▸ **TASK OBJECTIVE**
Exact reproduction is required for all entries.

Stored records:
──────

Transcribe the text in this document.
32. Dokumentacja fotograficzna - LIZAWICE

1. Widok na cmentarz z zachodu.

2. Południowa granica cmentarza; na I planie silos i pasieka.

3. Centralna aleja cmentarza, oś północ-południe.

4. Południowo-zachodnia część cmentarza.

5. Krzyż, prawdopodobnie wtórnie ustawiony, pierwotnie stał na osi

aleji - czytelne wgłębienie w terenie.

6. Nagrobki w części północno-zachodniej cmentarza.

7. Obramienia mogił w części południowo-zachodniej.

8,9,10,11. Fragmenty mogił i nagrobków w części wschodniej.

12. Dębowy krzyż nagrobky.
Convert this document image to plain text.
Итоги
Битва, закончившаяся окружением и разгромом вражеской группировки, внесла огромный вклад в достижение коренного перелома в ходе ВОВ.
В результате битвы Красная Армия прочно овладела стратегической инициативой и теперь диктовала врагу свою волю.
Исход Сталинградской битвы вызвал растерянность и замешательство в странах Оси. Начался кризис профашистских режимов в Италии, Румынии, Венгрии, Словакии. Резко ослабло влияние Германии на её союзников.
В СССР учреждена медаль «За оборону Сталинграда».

──────

▸ **FINISHED ANSWER**
Transcribe the text in this document.
32. Dokumentacja fotograficzna - LIZAWICE

1. Widok na cmentarz z zachodu.

2. Południowa granica cmentarza; na I planie silos i pasieka.

3. Centralna aleja cmentarza, oś północ-południe.

4. Południowo-zachodnia część cmentarza.

5. Krzyż, prawdopodobnie wtórnie ustawiony, pierwotnie stał na osi

aleji - czytelne wgłębienie w terenie.

6. Nagrobki w części północno-zachodniej cmentarza.

7. Obramienia mogił w części południowo-zachodniej.

8,9,10,11. Fragmenty mogił i nagrobków w części wschodniej.

12. Dębowy krzyż nagrobky.
Convert this document image to plain text.
Итоги
Битва, закончившаяся окружением и разгромом вражеской группировки, внесла огромный вклад в достижение коренного перелома в ходе ВОВ.
В результате битвы Красная Армия прочно овладела стратегической инициативой и теперь диктовала врагу свою волю.
Исход Сталинградской битвы вызвал растерянность и замешательство в странах Оси. Начался кризис профашистских режимов в Италии, Румынии, Венгрии, Словакии. Резко ослабло влияние Германии на её союзников.
В СССР учреждена медаль «За оборону Сталинграда».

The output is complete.